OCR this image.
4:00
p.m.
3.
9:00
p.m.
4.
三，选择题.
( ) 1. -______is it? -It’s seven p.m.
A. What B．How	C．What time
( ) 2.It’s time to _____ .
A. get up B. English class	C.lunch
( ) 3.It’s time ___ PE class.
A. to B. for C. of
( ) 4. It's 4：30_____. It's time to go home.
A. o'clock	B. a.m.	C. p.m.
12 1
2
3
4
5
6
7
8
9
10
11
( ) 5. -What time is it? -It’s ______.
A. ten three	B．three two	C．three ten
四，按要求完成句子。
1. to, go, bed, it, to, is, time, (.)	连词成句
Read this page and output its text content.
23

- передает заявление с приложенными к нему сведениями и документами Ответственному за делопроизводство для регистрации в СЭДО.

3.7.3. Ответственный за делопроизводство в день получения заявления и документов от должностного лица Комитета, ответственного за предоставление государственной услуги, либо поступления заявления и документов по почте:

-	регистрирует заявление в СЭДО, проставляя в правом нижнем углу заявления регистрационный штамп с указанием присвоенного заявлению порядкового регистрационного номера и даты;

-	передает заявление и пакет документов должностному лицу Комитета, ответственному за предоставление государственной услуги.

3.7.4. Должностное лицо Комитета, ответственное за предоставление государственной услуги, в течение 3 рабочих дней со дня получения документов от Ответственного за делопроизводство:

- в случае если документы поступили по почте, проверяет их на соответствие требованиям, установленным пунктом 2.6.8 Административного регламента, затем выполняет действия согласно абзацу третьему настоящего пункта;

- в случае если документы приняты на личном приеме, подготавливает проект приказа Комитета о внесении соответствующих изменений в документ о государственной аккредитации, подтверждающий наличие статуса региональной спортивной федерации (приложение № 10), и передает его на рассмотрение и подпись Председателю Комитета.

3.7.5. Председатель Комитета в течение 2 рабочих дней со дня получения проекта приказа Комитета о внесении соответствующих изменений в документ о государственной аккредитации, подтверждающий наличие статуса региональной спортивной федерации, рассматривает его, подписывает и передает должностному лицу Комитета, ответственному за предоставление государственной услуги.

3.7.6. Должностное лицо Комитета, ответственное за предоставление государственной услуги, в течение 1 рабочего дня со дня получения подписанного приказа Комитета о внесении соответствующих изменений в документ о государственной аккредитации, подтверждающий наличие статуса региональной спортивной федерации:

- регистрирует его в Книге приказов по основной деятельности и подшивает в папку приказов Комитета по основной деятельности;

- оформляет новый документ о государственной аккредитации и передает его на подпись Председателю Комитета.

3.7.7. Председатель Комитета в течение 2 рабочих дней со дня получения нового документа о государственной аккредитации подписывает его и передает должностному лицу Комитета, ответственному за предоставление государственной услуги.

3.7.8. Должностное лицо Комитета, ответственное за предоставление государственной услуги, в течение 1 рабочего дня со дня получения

Work to complete:
Using the records above, select and copy every line that has the word "рабочего".

Full output:
3.7.6. Должностное лицо Комитета, ответственное за предоставление государственной услуги, в течение 1 рабочего дня со дня получения подписанного приказа Комитета о внесении соответствующих изменений в документ о государственной аккредитации, подтверждающий наличие статуса региональной спортивной федерации:
3.7.8. Должностное лицо Комитета, ответственное за предоставление государственной услуги, в течение 1 рабочего дня со дня получения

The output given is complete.